**SET TASK**
Find every line in the records below that holds the word "发扬光大", and copy it out.
— start —
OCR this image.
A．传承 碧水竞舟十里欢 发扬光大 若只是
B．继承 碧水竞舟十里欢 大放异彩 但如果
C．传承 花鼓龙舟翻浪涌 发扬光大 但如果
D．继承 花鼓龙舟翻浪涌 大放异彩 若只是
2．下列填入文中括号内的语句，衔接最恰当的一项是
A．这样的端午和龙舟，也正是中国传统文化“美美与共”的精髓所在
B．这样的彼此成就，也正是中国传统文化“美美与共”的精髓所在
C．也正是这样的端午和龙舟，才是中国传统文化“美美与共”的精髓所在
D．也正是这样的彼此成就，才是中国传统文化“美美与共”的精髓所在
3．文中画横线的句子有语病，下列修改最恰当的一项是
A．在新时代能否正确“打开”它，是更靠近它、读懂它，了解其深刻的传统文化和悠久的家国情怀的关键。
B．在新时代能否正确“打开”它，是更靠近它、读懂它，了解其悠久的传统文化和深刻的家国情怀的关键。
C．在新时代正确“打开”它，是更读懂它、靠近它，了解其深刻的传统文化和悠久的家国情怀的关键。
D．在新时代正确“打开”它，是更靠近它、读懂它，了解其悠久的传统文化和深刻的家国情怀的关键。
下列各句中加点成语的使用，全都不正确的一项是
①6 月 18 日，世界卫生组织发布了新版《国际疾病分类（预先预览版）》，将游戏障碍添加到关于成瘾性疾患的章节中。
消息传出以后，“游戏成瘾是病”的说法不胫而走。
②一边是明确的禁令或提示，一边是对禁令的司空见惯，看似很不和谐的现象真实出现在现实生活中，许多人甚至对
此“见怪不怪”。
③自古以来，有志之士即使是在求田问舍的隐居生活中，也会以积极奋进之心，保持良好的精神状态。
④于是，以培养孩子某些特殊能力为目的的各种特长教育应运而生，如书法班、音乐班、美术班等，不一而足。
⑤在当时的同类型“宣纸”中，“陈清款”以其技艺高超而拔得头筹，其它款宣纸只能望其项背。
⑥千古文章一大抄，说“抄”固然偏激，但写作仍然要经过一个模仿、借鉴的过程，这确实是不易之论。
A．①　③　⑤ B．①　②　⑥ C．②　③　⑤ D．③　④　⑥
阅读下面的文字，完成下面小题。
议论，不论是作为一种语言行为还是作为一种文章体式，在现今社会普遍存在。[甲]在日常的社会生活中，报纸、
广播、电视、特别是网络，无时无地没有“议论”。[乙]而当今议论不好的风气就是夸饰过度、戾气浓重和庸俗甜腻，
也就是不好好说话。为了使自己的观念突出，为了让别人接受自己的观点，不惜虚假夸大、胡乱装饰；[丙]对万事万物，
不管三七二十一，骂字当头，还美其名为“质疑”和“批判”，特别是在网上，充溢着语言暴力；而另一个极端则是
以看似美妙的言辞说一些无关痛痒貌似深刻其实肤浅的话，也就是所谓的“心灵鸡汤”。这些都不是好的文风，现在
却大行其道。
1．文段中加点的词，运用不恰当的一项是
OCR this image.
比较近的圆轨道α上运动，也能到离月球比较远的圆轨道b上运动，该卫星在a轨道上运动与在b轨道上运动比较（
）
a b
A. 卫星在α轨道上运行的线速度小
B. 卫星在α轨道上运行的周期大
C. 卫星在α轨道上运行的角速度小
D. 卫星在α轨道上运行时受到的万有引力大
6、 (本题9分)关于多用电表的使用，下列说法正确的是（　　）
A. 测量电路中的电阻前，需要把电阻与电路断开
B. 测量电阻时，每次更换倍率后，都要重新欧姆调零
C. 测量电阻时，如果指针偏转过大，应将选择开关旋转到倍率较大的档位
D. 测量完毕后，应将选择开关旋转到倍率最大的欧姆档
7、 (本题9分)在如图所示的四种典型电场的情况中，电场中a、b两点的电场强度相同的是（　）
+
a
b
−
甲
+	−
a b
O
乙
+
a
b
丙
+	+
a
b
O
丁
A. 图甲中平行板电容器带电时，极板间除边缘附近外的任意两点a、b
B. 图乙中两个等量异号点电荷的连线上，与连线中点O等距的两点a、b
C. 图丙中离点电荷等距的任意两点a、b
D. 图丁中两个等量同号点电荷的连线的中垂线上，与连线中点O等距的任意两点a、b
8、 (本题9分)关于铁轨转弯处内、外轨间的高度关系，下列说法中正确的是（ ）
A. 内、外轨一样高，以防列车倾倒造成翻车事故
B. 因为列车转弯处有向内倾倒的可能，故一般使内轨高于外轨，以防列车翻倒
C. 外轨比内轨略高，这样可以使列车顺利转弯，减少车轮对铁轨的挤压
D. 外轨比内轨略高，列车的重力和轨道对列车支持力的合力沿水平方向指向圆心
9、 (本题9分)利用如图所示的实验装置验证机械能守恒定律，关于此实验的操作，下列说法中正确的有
— end —
**WORKED ANSWER**
A．传承 碧水竞舟十里欢 发扬光大 若只是
C．传承 花鼓龙舟翻浪涌 发扬光大 但如果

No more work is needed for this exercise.